#### Consegna:
Ricopia senza alcuna modifica le righe del materiale, dalla riga che contiene "type-diagram: L M" fino alla riga che contiene "cell-turns: 1 xyxy=(224,665,313,695)", inclusa.

#### Estratti del materiale:
________________________________________

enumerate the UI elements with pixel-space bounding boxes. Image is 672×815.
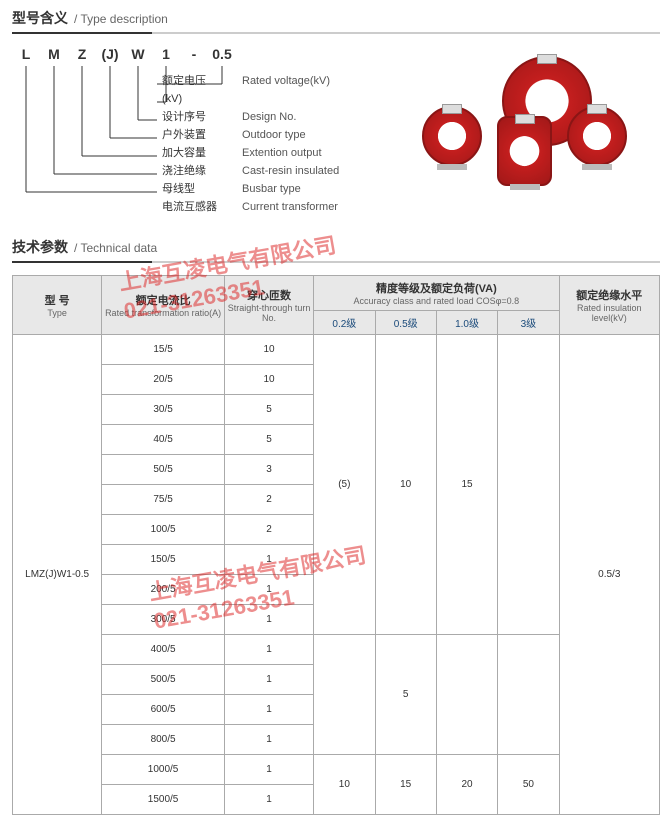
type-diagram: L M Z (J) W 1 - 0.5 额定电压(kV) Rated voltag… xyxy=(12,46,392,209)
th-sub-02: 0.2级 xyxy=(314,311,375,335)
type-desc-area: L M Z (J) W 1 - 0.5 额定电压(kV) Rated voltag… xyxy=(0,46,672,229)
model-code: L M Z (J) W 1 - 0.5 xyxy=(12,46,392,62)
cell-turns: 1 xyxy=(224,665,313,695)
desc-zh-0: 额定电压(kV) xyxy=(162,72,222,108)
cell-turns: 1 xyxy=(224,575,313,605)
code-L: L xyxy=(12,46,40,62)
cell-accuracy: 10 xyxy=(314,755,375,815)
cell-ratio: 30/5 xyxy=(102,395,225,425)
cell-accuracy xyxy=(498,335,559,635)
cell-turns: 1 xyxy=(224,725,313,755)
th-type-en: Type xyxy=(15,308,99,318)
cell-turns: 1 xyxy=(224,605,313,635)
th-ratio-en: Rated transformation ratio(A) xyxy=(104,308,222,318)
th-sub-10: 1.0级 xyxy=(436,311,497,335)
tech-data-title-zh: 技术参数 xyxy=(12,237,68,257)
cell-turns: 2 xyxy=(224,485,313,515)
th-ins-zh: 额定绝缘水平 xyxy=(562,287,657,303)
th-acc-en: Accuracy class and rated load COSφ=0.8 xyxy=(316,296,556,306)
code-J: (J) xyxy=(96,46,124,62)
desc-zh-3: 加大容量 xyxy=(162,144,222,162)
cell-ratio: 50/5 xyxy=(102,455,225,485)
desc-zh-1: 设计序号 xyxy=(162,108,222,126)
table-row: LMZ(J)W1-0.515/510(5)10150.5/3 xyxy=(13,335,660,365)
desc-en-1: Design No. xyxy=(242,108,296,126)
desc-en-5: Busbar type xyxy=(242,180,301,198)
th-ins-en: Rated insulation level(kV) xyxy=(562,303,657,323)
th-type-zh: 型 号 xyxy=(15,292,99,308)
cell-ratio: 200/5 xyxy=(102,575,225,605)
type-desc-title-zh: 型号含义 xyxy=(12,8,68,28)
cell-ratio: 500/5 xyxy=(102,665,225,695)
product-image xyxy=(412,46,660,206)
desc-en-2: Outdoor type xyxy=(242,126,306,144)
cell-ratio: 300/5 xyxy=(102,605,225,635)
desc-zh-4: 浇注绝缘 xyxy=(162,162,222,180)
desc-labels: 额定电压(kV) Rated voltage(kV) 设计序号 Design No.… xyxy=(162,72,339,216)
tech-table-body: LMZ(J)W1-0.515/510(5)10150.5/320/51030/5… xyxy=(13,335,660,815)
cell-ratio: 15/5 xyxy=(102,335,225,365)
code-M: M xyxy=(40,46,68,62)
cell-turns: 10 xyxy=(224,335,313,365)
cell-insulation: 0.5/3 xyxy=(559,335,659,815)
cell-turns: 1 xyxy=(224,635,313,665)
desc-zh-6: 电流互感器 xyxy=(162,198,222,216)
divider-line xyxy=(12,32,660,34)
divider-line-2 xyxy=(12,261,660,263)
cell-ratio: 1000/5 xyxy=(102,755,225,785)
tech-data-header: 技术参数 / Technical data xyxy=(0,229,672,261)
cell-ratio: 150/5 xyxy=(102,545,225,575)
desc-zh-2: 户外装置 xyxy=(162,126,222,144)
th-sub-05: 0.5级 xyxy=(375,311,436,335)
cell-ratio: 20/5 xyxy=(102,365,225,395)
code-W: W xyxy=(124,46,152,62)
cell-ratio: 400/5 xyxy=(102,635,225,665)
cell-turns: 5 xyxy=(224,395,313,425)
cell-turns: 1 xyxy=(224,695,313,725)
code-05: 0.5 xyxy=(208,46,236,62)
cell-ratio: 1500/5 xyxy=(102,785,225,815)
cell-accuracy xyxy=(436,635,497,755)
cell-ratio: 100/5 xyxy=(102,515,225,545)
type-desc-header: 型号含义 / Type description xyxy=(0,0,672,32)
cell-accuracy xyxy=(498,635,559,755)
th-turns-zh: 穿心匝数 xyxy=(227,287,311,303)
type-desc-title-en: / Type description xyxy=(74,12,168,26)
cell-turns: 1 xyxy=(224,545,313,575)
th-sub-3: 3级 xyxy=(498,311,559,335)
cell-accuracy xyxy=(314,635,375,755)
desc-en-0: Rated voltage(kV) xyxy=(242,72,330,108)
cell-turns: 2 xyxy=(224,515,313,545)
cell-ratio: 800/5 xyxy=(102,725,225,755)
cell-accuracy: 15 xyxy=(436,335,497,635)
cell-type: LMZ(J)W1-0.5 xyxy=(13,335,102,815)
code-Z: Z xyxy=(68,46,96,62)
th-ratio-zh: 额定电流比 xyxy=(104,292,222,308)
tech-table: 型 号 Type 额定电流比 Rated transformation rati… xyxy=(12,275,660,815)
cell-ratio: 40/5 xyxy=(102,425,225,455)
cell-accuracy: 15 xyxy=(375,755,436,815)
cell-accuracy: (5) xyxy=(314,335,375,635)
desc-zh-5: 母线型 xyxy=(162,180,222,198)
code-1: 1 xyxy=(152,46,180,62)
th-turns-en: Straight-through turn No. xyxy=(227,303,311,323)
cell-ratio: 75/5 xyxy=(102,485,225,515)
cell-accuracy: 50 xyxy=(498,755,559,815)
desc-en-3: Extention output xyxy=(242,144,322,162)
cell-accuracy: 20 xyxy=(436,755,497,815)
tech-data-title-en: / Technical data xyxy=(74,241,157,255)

________________________________________

#### Risposta corretta:
type-diagram: L M Z (J) W 1 - 0.5 额定电压(kV) Rated voltag… xyxy=(12,46,392,209)
th-sub-02: 0.2级 xyxy=(314,311,375,335)
type-desc-area: L M Z (J) W 1 - 0.5 额定电压(kV) Rated voltag… xyxy=(0,46,672,229)
model-code: L M Z (J) W 1 - 0.5 xyxy=(12,46,392,62)
cell-turns: 1 xyxy=(224,665,313,695)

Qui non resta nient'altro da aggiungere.